• Directive:
Check every line of the entries that follow, and copy the ones containing "FRANK".

====== Given data ======

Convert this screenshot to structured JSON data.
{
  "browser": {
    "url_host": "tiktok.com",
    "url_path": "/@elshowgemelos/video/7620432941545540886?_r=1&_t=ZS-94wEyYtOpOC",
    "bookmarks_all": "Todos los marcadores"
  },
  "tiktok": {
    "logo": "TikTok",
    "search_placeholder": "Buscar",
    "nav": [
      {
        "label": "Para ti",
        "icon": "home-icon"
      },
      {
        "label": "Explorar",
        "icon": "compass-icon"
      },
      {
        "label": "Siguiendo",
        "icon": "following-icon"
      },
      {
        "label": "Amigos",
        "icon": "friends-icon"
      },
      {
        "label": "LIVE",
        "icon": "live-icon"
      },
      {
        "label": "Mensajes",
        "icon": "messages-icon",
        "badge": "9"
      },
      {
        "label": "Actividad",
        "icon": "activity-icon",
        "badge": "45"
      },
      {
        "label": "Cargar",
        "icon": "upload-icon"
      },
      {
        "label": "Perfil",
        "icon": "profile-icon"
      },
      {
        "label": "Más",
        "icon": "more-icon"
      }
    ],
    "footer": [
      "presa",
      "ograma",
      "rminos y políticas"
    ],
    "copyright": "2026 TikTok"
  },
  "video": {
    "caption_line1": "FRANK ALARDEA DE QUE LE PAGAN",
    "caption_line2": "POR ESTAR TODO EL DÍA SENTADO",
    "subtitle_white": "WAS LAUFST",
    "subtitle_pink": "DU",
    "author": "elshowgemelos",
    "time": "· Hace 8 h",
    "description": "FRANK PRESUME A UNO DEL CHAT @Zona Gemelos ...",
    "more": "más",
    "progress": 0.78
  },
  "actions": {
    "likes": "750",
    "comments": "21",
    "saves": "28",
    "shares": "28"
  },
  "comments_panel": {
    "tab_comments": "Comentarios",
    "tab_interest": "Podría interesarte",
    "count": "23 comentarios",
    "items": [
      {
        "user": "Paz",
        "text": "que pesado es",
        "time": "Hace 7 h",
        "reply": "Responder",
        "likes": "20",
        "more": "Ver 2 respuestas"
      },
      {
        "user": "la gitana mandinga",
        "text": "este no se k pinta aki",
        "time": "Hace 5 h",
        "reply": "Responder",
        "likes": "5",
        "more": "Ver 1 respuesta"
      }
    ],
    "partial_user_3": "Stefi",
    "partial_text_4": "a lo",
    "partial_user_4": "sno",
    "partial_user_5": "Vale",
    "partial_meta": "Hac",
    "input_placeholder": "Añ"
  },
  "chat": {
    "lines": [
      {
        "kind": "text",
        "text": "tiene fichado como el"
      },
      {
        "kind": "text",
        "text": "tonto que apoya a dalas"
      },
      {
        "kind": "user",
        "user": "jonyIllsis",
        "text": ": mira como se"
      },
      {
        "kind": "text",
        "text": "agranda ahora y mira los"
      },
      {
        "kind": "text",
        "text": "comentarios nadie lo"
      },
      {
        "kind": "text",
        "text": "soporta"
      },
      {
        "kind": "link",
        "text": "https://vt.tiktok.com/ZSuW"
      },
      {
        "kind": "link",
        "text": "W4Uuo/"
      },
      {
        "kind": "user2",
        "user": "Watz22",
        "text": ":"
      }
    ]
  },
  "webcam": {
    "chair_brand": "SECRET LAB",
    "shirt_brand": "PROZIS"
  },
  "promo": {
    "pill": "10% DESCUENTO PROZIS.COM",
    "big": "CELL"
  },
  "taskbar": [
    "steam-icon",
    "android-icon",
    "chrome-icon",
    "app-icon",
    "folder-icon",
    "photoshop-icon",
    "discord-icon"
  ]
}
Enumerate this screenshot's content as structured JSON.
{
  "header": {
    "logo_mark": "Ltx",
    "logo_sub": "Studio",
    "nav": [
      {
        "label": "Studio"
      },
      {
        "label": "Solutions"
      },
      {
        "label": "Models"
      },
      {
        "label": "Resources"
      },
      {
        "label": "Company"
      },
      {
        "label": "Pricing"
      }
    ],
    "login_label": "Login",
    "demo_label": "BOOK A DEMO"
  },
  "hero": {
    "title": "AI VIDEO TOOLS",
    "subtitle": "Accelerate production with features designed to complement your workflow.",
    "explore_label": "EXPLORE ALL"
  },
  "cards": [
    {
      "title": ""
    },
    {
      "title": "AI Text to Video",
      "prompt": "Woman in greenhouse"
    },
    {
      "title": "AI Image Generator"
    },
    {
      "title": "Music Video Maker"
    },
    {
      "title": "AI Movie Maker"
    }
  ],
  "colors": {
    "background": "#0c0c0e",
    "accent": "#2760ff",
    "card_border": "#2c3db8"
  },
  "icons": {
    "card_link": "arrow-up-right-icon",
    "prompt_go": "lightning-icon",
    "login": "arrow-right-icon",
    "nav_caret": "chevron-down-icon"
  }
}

======

• Finished exercise:
    "caption_line1": "FRANK ALARDEA DE QUE LE PAGAN",
    "description": "FRANK PRESUME A UNO DEL CHAT @Zona Gemelos ...",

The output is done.